** BEGIN Records for the exercise **

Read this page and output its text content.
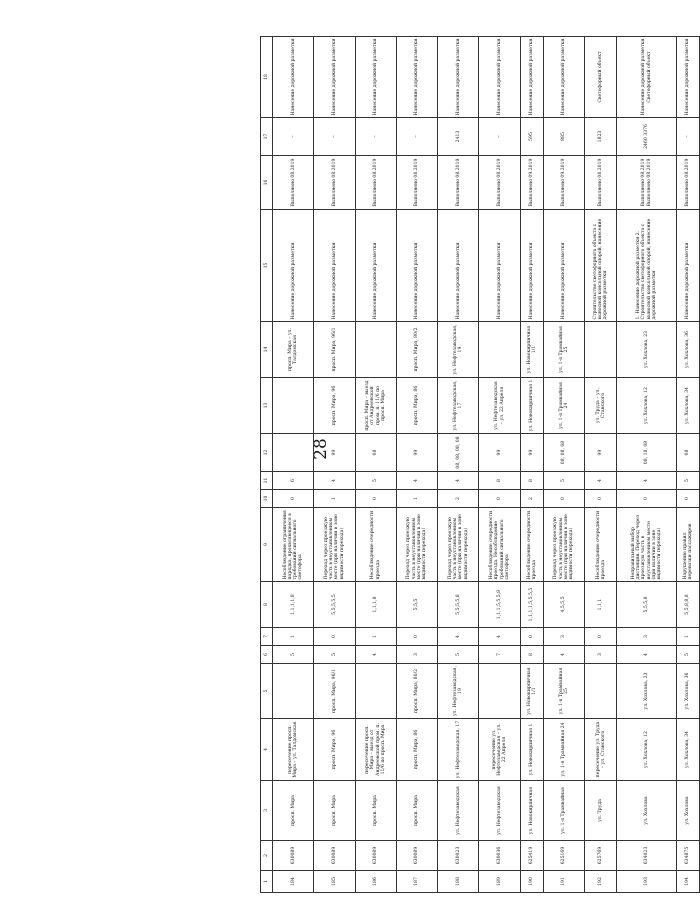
28
1	2	3	4	5	6	7	8	9	10	11	12	13	14	15	16	17	18
184	630089	просп. Мира	пересечение просп. Мира – ул. Талдомская		5	1	1,1,1,1,8	Несоблюдение ограничения порядка, проявляющееся в требований сигнального светофора	0	6			просп. Мира – ул. Талдомская	Нанесение дорожной разметки	Выполнено 08.2019	–	Нанесение дорожной разметки
185	630089	просп. Мира	просп. Мира, 96	просп. Мира, 96/1	5	0	5,5,5,5,5	Переход через проезжую часть в неустановленном месте (при наличии в зоне видимости перехода)	1	4	99	просп. Мира, 96	просп. Мира, 96/1	Нанесение дорожной разметки	Выполнено 08.2019	–	Нанесение дорожной разметки
186	630089	просп. Мира	пересечение просп. Мира – выезд от Андреевской пром. п. 11/6 по просп. Мира		4	1	1,1,1,8	Несоблюдение очередности проезда	0	5	08	просп. Мира – выезд от Андреевской пром. п. 11/6 по просп. Мира		Нанесение дорожной разметки	Выполнено 08.2019	–	Нанесение дорожной разметки
187	630089	просп. Мира	просп. Мира, 86	просп. Мира, 80/2	3	0	5,5,5	Переход через проезжую часть в неустановленном месте (при наличии в зоне видимости перехода)	1	4	99	просп. Мира, 86	просп. Мира, 80/2	Нанесение дорожной разметки	Выполнено 08.2019	–	Нанесение дорожной разметки
188	630023	ул. Нефтезаводская	ул. Нефтезаводская, 17	ул. Нефтезаводская, 19	5	4	5,5,5,5,8	Переход через проезжую часть в неустановленном месте (при наличии в зоне видимости перехода)	2	4	08, 08, 08, 08	ул. Нефтезаводская, 17	ул. Нефтезаводская, 19	Нанесение дорожной разметки	Выполнено 08.2019	2413	Нанесение дорожной разметки
189	630036	ул. Нефтезаводская	пересечение ул. Нефтезаводская – ул. 22 Апреля		7	4	1,1,1,5,5,5,8	Несоблюдение очередности проезда. Несоблюдение требований сигнального светофора	0	8	99	ул. Нефтезаводская – ул. 22 Апреля		Нанесение дорожной разметки	Выполнено 08.2019	–	Нанесение дорожной разметки
190	625419	ул. Новокирпичная	ул. Новокирпичная 1	ул. Новокирпичная 1/1	8	0	1,1,1,1,5,5,5,5	Несоблюдение очередности проезда	2	8	99	ул. Новокирпичная 1	ул. Новокирпичная 1/1	Нанесение дорожной разметки	Выполнено 09.2019	595	Нанесение дорожной разметки
191	625169	ул. 1-я Трамвайная	ул. 1-я Трамвайная 24	ул. 1-я Трамвайная 25	4	3	4,5,5,5	Переход через проезжую часть в неустановленном месте (при наличии в зоне видимости перехода)	0	5	08, 08, 08	ул. 1-я Трамвайная 24	ул. 1-я Трамвайная 25	Нанесение дорожной разметки	Выполнено 09.2019	885	Нанесение дорожной разметки
192	625769	ул. Труда	пересечение ул. Труда – ул. Станского		3	0	1,1,1	Несоблюдение очередности проезда	0	4	99	ул. Труда – ул. Станского		Строительство светофорного объекта с выносной консольной опорой, нанесение дорожной разметки	Выполнено 08.2019	1823	Светофорный объект
193	634023	ул. Хохлова	ул. Хохлова, 12	ул. Хохлова, 23	4	3	5,5,5,8	Неправильный выбор дистанции. Переход через проезжую часть в неустановленном месте (при наличии в зоне видимости перехода)	0	4	08, 18, 08	ул. Хохлова, 12	ул. Хохлова, 23	1. Нанесение дорожной разметки 2. Строительство светофорного объекта с выносной консольной опорой, нанесение дорожной разметки	Выполнено 08.2019 Выполнено 08.2019	2460 3376	Нанесение дорожной разметки Светофорный объект
194	634875	ул. Хохлова	ул. Хохлова, 34	ул. Хохлова, 36	5	1	5,5,8,8,8	Нарушение правил перевозки пассажиров	0	5	08	ул. Хохлова, 34	ул. Хохлова, 36	Нанесение дорожной разметки	Выполнено 08.2019	–	Нанесение дорожной разметки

** END Records for the exercise **

Set down the material above as is, without any pictures.

Output of the exercise
Read this page and output its text content.
28
1	2	3	4	5	6	7	8	9	10	11	12	13	14	15	16	17	18
184	630089	просп. Мира	пересечение просп. Мира – ул. Талдомская		5	1	1,1,1,1,8	Несоблюдение ограничения порядка, проявляющееся в требований сигнального светофора	0	6			просп. Мира – ул. Талдомская	Нанесение дорожной разметки	Выполнено 08.2019	–	Нанесение дорожной разметки
185	630089	просп. Мира	просп. Мира, 96	просп. Мира, 96/1	5	0	5,5,5,5,5	Переход через проезжую часть в неустановленном месте (при наличии в зоне видимости перехода)	1	4	99	просп. Мира, 96	просп. Мира, 96/1	Нанесение дорожной разметки	Выполнено 08.2019	–	Нанесение дорожной разметки
186	630089	просп. Мира	пересечение просп. Мира – выезд от Андреевской пром. п. 11/6 по просп. Мира		4	1	1,1,1,8	Несоблюдение очередности проезда	0	5	08	просп. Мира – выезд от Андреевской пром. п. 11/6 по просп. Мира		Нанесение дорожной разметки	Выполнено 08.2019	–	Нанесение дорожной разметки
187	630089	просп. Мира	просп. Мира, 86	просп. Мира, 80/2	3	0	5,5,5	Переход через проезжую часть в неустановленном месте (при наличии в зоне видимости перехода)	1	4	99	просп. Мира, 86	просп. Мира, 80/2	Нанесение дорожной разметки	Выполнено 08.2019	–	Нанесение дорожной разметки
188	630023	ул. Нефтезаводская	ул. Нефтезаводская, 17	ул. Нефтезаводская, 19	5	4	5,5,5,5,8	Переход через проезжую часть в неустановленном месте (при наличии в зоне видимости перехода)	2	4	08, 08, 08, 08	ул. Нефтезаводская, 17	ул. Нефтезаводская, 19	Нанесение дорожной разметки	Выполнено 08.2019	2413	Нанесение дорожной разметки
189	630036	ул. Нефтезаводская	пересечение ул. Нефтезаводская – ул. 22 Апреля		7	4	1,1,1,5,5,5,8	Несоблюдение очередности проезда. Несоблюдение требований сигнального светофора	0	8	99	ул. Нефтезаводская – ул. 22 Апреля		Нанесение дорожной разметки	Выполнено 08.2019	–	Нанесение дорожной разметки
190	625419	ул. Новокирпичная	ул. Новокирпичная 1	ул. Новокирпичная 1/1	8	0	1,1,1,1,5,5,5,5	Несоблюдение очередности проезда	2	8	99	ул. Новокирпичная 1	ул. Новокирпичная 1/1	Нанесение дорожной разметки	Выполнено 09.2019	595	Нанесение дорожной разметки
191	625169	ул. 1-я Трамвайная	ул. 1-я Трамвайная 24	ул. 1-я Трамвайная 25	4	3	4,5,5,5	Переход через проезжую часть в неустановленном месте (при наличии в зоне видимости перехода)	0	5	08, 08, 08	ул. 1-я Трамвайная 24	ул. 1-я Трамвайная 25	Нанесение дорожной разметки	Выполнено 09.2019	885	Нанесение дорожной разметки
192	625769	ул. Труда	пересечение ул. Труда – ул. Станского		3	0	1,1,1	Несоблюдение очередности проезда	0	4	99	ул. Труда – ул. Станского		Строительство светофорного объекта с выносной консольной опорой, нанесение дорожной разметки	Выполнено 08.2019	1823	Светофорный объект
193	634023	ул. Хохлова	ул. Хохлова, 12	ул. Хохлова, 23	4	3	5,5,5,8	Неправильный выбор дистанции. Переход через проезжую часть в неустановленном месте (при наличии в зоне видимости перехода)	0	4	08, 18, 08	ул. Хохлова, 12	ул. Хохлова, 23	1. Нанесение дорожной разметки 2. Строительство светофорного объекта с выносной консольной опорой, нанесение дорожной разметки	Выполнено 08.2019 Выполнено 08.2019	2460 3376	Нанесение дорожной разметки Светофорный объект
194	634875	ул. Хохлова	ул. Хохлова, 34	ул. Хохлова, 36	5	1	5,5,8,8,8	Нарушение правил перевозки пассажиров	0	5	08	ул. Хохлова, 34	ул. Хохлова, 36	Нанесение дорожной разметки	Выполнено 08.2019	–	Нанесение дорожной разметки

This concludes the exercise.